Reproduce every entry exactly.

Entries with figure data
[Start]

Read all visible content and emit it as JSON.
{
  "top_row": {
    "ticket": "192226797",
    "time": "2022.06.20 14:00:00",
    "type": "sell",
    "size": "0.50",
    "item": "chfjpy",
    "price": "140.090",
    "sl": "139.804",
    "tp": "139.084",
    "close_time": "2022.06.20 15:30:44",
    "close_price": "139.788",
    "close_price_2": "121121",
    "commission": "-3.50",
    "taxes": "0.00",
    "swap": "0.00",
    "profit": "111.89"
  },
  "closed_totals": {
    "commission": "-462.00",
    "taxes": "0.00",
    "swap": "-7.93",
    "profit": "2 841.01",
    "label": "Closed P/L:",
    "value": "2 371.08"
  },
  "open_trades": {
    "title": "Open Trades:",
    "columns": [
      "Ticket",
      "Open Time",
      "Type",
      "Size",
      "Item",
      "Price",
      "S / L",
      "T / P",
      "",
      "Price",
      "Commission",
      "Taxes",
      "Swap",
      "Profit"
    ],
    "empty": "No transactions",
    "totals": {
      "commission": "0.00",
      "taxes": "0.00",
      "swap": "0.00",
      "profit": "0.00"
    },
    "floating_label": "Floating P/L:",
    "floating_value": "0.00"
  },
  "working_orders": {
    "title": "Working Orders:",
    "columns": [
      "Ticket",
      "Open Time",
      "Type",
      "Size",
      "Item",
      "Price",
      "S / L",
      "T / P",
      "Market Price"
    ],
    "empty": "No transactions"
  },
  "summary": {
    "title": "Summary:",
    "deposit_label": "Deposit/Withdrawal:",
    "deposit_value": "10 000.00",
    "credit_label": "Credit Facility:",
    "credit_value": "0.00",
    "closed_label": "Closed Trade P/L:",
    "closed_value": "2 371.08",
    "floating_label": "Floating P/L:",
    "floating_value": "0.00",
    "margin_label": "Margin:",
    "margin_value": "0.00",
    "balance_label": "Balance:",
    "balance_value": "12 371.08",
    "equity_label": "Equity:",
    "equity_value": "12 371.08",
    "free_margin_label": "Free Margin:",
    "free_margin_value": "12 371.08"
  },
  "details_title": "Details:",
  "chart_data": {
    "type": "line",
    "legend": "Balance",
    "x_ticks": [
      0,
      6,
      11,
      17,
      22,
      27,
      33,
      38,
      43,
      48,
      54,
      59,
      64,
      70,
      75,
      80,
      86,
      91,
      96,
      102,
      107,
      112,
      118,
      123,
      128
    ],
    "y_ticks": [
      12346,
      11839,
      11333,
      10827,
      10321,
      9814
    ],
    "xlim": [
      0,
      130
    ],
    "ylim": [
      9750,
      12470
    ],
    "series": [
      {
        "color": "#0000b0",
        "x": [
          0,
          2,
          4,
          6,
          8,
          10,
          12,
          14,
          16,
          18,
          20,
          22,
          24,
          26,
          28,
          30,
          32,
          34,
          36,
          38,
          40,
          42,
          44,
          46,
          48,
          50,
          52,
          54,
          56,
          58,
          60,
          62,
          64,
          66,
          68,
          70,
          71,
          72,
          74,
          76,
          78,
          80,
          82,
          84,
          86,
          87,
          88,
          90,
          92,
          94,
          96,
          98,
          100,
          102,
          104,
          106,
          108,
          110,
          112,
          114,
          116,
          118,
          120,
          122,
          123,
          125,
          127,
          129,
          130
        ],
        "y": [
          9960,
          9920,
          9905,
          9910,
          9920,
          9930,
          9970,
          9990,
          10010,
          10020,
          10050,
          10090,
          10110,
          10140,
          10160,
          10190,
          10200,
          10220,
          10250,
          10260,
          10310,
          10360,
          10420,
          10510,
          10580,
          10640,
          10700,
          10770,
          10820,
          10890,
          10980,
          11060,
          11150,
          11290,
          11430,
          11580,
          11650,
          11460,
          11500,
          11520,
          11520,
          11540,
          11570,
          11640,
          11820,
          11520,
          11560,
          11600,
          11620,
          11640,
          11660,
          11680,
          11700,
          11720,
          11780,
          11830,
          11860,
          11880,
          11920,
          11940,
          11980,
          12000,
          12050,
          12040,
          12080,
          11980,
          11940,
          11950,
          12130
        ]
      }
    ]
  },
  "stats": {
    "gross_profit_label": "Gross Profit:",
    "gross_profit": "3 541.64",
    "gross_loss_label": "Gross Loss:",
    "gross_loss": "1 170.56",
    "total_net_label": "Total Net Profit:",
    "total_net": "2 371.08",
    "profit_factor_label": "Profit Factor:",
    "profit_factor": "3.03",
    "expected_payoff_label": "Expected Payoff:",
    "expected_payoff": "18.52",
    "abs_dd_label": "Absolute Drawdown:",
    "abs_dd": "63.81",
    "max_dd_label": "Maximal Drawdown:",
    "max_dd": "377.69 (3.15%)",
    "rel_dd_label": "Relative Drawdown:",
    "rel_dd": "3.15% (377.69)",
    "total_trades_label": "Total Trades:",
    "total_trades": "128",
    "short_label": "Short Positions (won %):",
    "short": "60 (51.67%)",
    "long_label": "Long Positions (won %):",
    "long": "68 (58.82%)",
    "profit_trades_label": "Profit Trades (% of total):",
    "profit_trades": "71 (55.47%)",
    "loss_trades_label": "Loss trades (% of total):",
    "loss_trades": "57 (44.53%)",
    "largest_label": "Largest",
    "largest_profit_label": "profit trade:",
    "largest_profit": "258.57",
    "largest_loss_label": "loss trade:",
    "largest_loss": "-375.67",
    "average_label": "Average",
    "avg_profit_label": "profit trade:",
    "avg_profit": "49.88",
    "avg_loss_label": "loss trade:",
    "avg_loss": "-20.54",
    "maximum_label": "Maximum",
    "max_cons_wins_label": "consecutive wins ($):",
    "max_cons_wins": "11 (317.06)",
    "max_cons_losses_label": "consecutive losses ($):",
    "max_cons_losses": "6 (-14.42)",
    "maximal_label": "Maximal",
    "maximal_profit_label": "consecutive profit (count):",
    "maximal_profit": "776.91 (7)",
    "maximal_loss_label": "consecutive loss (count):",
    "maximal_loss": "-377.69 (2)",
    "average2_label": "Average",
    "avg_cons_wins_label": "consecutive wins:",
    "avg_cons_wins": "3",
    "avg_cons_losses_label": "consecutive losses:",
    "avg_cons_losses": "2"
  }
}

[End]

Written answer:
Read all visible content and emit it as JSON.
{
  "top_row": {
    "ticket": "192226797",
    "time": "2022.06.20 14:00:00",
    "type": "sell",
    "size": "0.50",
    "item": "chfjpy",
    "price": "140.090",
    "sl": "139.804",
    "tp": "139.084",
    "close_time": "2022.06.20 15:30:44",
    "close_price": "139.788",
    "close_price_2": "121121",
    "commission": "-3.50",
    "taxes": "0.00",
    "swap": "0.00",
    "profit": "111.89"
  },
  "closed_totals": {
    "commission": "-462.00",
    "taxes": "0.00",
    "swap": "-7.93",
    "profit": "2 841.01",
    "label": "Closed P/L:",
    "value": "2 371.08"
  },
  "open_trades": {
    "title": "Open Trades:",
    "columns": [
      "Ticket",
      "Open Time",
      "Type",
      "Size",
      "Item",
      "Price",
      "S / L",
      "T / P",
      "",
      "Price",
      "Commission",
      "Taxes",
      "Swap",
      "Profit"
    ],
    "empty": "No transactions",
    "totals": {
      "commission": "0.00",
      "taxes": "0.00",
      "swap": "0.00",
      "profit": "0.00"
    },
    "floating_label": "Floating P/L:",
    "floating_value": "0.00"
  },
  "working_orders": {
    "title": "Working Orders:",
    "columns": [
      "Ticket",
      "Open Time",
      "Type",
      "Size",
      "Item",
      "Price",
      "S / L",
      "T / P",
      "Market Price"
    ],
    "empty": "No transactions"
  },
  "summary": {
    "title": "Summary:",
    "deposit_label": "Deposit/Withdrawal:",
    "deposit_value": "10 000.00",
    "credit_label": "Credit Facility:",
    "credit_value": "0.00",
    "closed_label": "Closed Trade P/L:",
    "closed_value": "2 371.08",
    "floating_label": "Floating P/L:",
    "floating_value": "0.00",
    "margin_label": "Margin:",
    "margin_value": "0.00",
    "balance_label": "Balance:",
    "balance_value": "12 371.08",
    "equity_label": "Equity:",
    "equity_value": "12 371.08",
    "free_margin_label": "Free Margin:",
    "free_margin_value": "12 371.08"
  },
  "details_title": "Details:",
  "chart_data": {
    "type": "line",
    "legend": "Balance",
    "x_ticks": [
      0,
      6,
      11,
      17,
      22,
      27,
      33,
      38,
      43,
      48,
      54,
      59,
      64,
      70,
      75,
      80,
      86,
      91,
      96,
      102,
      107,
      112,
      118,
      123,
      128
    ],
    "y_ticks": [
      12346,
      11839,
      11333,
      10827,
      10321,
      9814
    ],
    "xlim": [
      0,
      130
    ],
    "ylim": [
      9750,
      12470
    ],
    "series": [
      {
        "color": "#0000b0",
        "x": [
          0,
          2,
          4,
          6,
          8,
          10,
          12,
          14,
          16,
          18,
          20,
          22,
          24,
          26,
          28,
          30,
          32,
          34,
          36,
          38,
          40,
          42,
          44,
          46,
          48,
          50,
          52,
          54,
          56,
          58,
          60,
          62,
          64,
          66,
          68,
          70,
          71,
          72,
          74,
          76,
          78,
          80,
          82,
          84,
          86,
          87,
          88,
          90,
          92,
          94,
          96,
          98,
          100,
          102,
          104,
          106,
          108,
          110,
          112,
          114,
          116,
          118,
          120,
          122,
          123,
          125,
          127,
          129,
          130
        ],
        "y": [
          9960,
          9920,
          9905,
          9910,
          9920,
          9930,
          9970,
          9990,
          10010,
          10020,
          10050,
          10090,
          10110,
          10140,
          10160,
          10190,
          10200,
          10220,
          10250,
          10260,
          10310,
          10360,
          10420,
          10510,
          10580,
          10640,
          10700,
          10770,
          10820,
          10890,
          10980,
          11060,
          11150,
          11290,
          11430,
          11580,
          11650,
          11460,
          11500,
          11520,
          11520,
          11540,
          11570,
          11640,
          11820,
          11520,
          11560,
          11600,
          11620,
          11640,
          11660,
          11680,
          11700,
          11720,
          11780,
          11830,
          11860,
          11880,
          11920,
          11940,
          11980,
          12000,
          12050,
          12040,
          12080,
          11980,
          11940,
          11950,
          12130
        ]
      }
    ]
  },
  "stats": {
    "gross_profit_label": "Gross Profit:",
    "gross_profit": "3 541.64",
    "gross_loss_label": "Gross Loss:",
    "gross_loss": "1 170.56",
    "total_net_label": "Total Net Profit:",
    "total_net": "2 371.08",
    "profit_factor_label": "Profit Factor:",
    "profit_factor": "3.03",
    "expected_payoff_label": "Expected Payoff:",
    "expected_payoff": "18.52",
    "abs_dd_label": "Absolute Drawdown:",
    "abs_dd": "63.81",
    "max_dd_label": "Maximal Drawdown:",
    "max_dd": "377.69 (3.15%)",
    "rel_dd_label": "Relative Drawdown:",
    "rel_dd": "3.15% (377.69)",
    "total_trades_label": "Total Trades:",
    "total_trades": "128",
    "short_label": "Short Positions (won %):",
    "short": "60 (51.67%)",
    "long_label": "Long Positions (won %):",
    "long": "68 (58.82%)",
    "profit_trades_label": "Profit Trades (% of total):",
    "profit_trades": "71 (55.47%)",
    "loss_trades_label": "Loss trades (% of total):",
    "loss_trades": "57 (44.53%)",
    "largest_label": "Largest",
    "largest_profit_label": "profit trade:",
    "largest_profit": "258.57",
    "largest_loss_label": "loss trade:",
    "largest_loss": "-375.67",
    "average_label": "Average",
    "avg_profit_label": "profit trade:",
    "avg_profit": "49.88",
    "avg_loss_label": "loss trade:",
    "avg_loss": "-20.54",
    "maximum_label": "Maximum",
    "max_cons_wins_label": "consecutive wins ($):",
    "max_cons_wins": "11 (317.06)",
    "max_cons_losses_label": "consecutive losses ($):",
    "max_cons_losses": "6 (-14.42)",
    "maximal_label": "Maximal",
    "maximal_profit_label": "consecutive profit (count):",
    "maximal_profit": "776.91 (7)",
    "maximal_loss_label": "consecutive loss (count):",
    "maximal_loss": "-377.69 (2)",
    "average2_label": "Average",
    "avg_cons_wins_label": "consecutive wins:",
    "avg_cons_wins": "3",
    "avg_cons_losses_label": "consecutive losses:",
    "avg_cons_losses": "2"
  }
}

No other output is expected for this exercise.